** Exercise brief **
Reproduce the listing exactly and skip over any pictures.

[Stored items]

+ + + + + + +

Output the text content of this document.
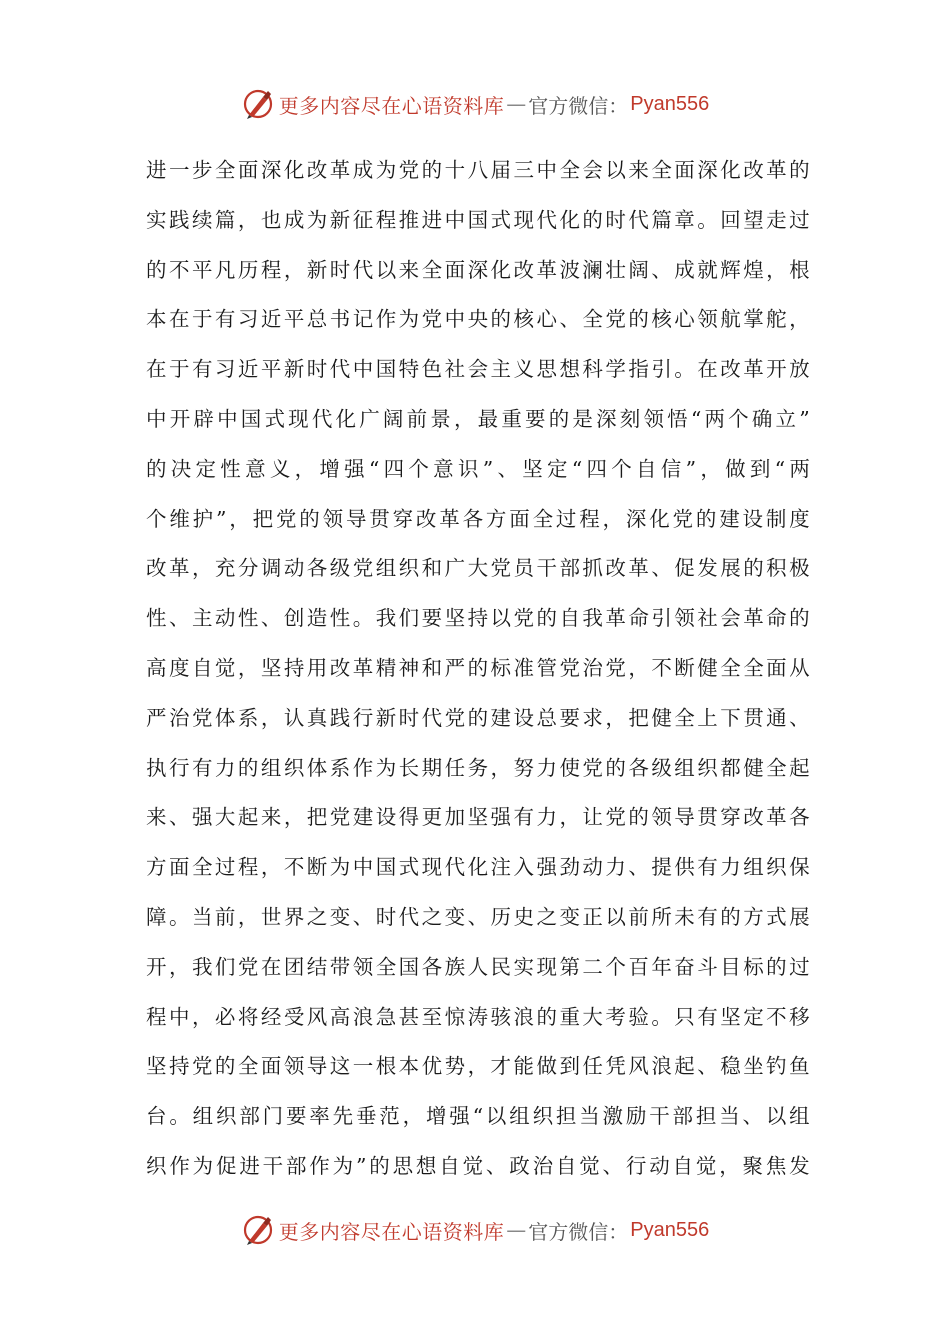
更多内容尽在心语资料库 — 官方微信： Pyan556
进 一 步 全 面 深 化 改 革 成 为 党 的 十 八 届 三 中 全 会 以 来 全 面 深 化 改 革 的
实 践 续 篇 ， 也 成 为 新 征 程 推 进 中 国 式 现 代 化 的 时 代 篇 章 。 回 望 走 过
的 不 平 凡 历 程 ， 新 时 代 以 来 全 面 深 化 改 革 波 澜 壮 阔 、 成 就 辉 煌 ， 根
本 在 于 有 习 近 平 总 书 记 作 为 党 中 央 的 核 心 、 全 党 的 核 心 领 航 掌 舵 ，
在 于 有 习 近 平 新 时 代 中 国 特 色 社 会 主 义 思 想 科 学 指 引 。 在 改 革 开 放
中 开 辟 中 国 式 现 代 化 广 阔 前 景 ， 最 重 要 的 是 深 刻 领 悟 “ 两 个 确 立 ”
的 决 定 性 意 义 ， 增 强 “ 四 个 意 识 ” 、 坚 定 “ 四 个 自 信 ” ， 做 到 “ 两
个 维 护 ” ， 把 党 的 领 导 贯 穿 改 革 各 方 面 全 过 程 ， 深 化 党 的 建 设 制 度
改 革 ， 充 分 调 动 各 级 党 组 织 和 广 大 党 员 干 部 抓 改 革 、 促 发 展 的 积 极
性 、 主 动 性 、 创 造 性 。 我 们 要 坚 持 以 党 的 自 我 革 命 引 领 社 会 革 命 的
高 度 自 觉 ， 坚 持 用 改 革 精 神 和 严 的 标 准 管 党 治 党 ， 不 断 健 全 全 面 从
严 治 党 体 系 ， 认 真 践 行 新 时 代 党 的 建 设 总 要 求 ， 把 健 全 上 下 贯 通 、
执 行 有 力 的 组 织 体 系 作 为 长 期 任 务 ， 努 力 使 党 的 各 级 组 织 都 健 全 起
来 、 强 大 起 来 ， 把 党 建 设 得 更 加 坚 强 有 力 ， 让 党 的 领 导 贯 穿 改 革 各
方 面 全 过 程 ， 不 断 为 中 国 式 现 代 化 注 入 强 劲 动 力 、 提 供 有 力 组 织 保
障 。 当 前 ， 世 界 之 变 、 时 代 之 变 、 历 史 之 变 正 以 前 所 未 有 的 方 式 展
开 ， 我 们 党 在 团 结 带 领 全 国 各 族 人 民 实 现 第 二 个 百 年 奋 斗 目 标 的 过
程 中 ， 必 将 经 受 风 高 浪 急 甚 至 惊 涛 骇 浪 的 重 大 考 验 。 只 有 坚 定 不 移
坚 持 党 的 全 面 领 导 这 一 根 本 优 势 ， 才 能 做 到 任 凭 风 浪 起 、 稳 坐 钓 鱼
台 。 组 织 部 门 要 率 先 垂 范 ， 增 强 “ 以 组 织 担 当 激 励 干 部 担 当 、 以 组
织 作 为 促 进 干 部 作 为 ” 的 思 想 自 觉 、 政 治 自 觉 、 行 动 自 觉 ， 聚 焦 发
更多内容尽在心语资料库 — 官方微信： Pyan556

+ + + + + + +

** The answer **
Output the text content of this document.
更多内容尽在心语资料库 — 官方微信： Pyan556
进 一 步 全 面 深 化 改 革 成 为 党 的 十 八 届 三 中 全 会 以 来 全 面 深 化 改 革 的
实 践 续 篇 ， 也 成 为 新 征 程 推 进 中 国 式 现 代 化 的 时 代 篇 章 。 回 望 走 过
的 不 平 凡 历 程 ， 新 时 代 以 来 全 面 深 化 改 革 波 澜 壮 阔 、 成 就 辉 煌 ， 根
本 在 于 有 习 近 平 总 书 记 作 为 党 中 央 的 核 心 、 全 党 的 核 心 领 航 掌 舵 ，
在 于 有 习 近 平 新 时 代 中 国 特 色 社 会 主 义 思 想 科 学 指 引 。 在 改 革 开 放
中 开 辟 中 国 式 现 代 化 广 阔 前 景 ， 最 重 要 的 是 深 刻 领 悟 “ 两 个 确 立 ”
的 决 定 性 意 义 ， 增 强 “ 四 个 意 识 ” 、 坚 定 “ 四 个 自 信 ” ， 做 到 “ 两
个 维 护 ” ， 把 党 的 领 导 贯 穿 改 革 各 方 面 全 过 程 ， 深 化 党 的 建 设 制 度
改 革 ， 充 分 调 动 各 级 党 组 织 和 广 大 党 员 干 部 抓 改 革 、 促 发 展 的 积 极
性 、 主 动 性 、 创 造 性 。 我 们 要 坚 持 以 党 的 自 我 革 命 引 领 社 会 革 命 的
高 度 自 觉 ， 坚 持 用 改 革 精 神 和 严 的 标 准 管 党 治 党 ， 不 断 健 全 全 面 从
严 治 党 体 系 ， 认 真 践 行 新 时 代 党 的 建 设 总 要 求 ， 把 健 全 上 下 贯 通 、
执 行 有 力 的 组 织 体 系 作 为 长 期 任 务 ， 努 力 使 党 的 各 级 组 织 都 健 全 起
来 、 强 大 起 来 ， 把 党 建 设 得 更 加 坚 强 有 力 ， 让 党 的 领 导 贯 穿 改 革 各
方 面 全 过 程 ， 不 断 为 中 国 式 现 代 化 注 入 强 劲 动 力 、 提 供 有 力 组 织 保
障 。 当 前 ， 世 界 之 变 、 时 代 之 变 、 历 史 之 变 正 以 前 所 未 有 的 方 式 展
开 ， 我 们 党 在 团 结 带 领 全 国 各 族 人 民 实 现 第 二 个 百 年 奋 斗 目 标 的 过
程 中 ， 必 将 经 受 风 高 浪 急 甚 至 惊 涛 骇 浪 的 重 大 考 验 。 只 有 坚 定 不 移
坚 持 党 的 全 面 领 导 这 一 根 本 优 势 ， 才 能 做 到 任 凭 风 浪 起 、 稳 坐 钓 鱼
台 。 组 织 部 门 要 率 先 垂 范 ， 增 强 “ 以 组 织 担 当 激 励 干 部 担 当 、 以 组
织 作 为 促 进 干 部 作 为 ” 的 思 想 自 觉 、 政 治 自 觉 、 行 动 自 觉 ， 聚 焦 发
更多内容尽在心语资料库 — 官方微信： Pyan556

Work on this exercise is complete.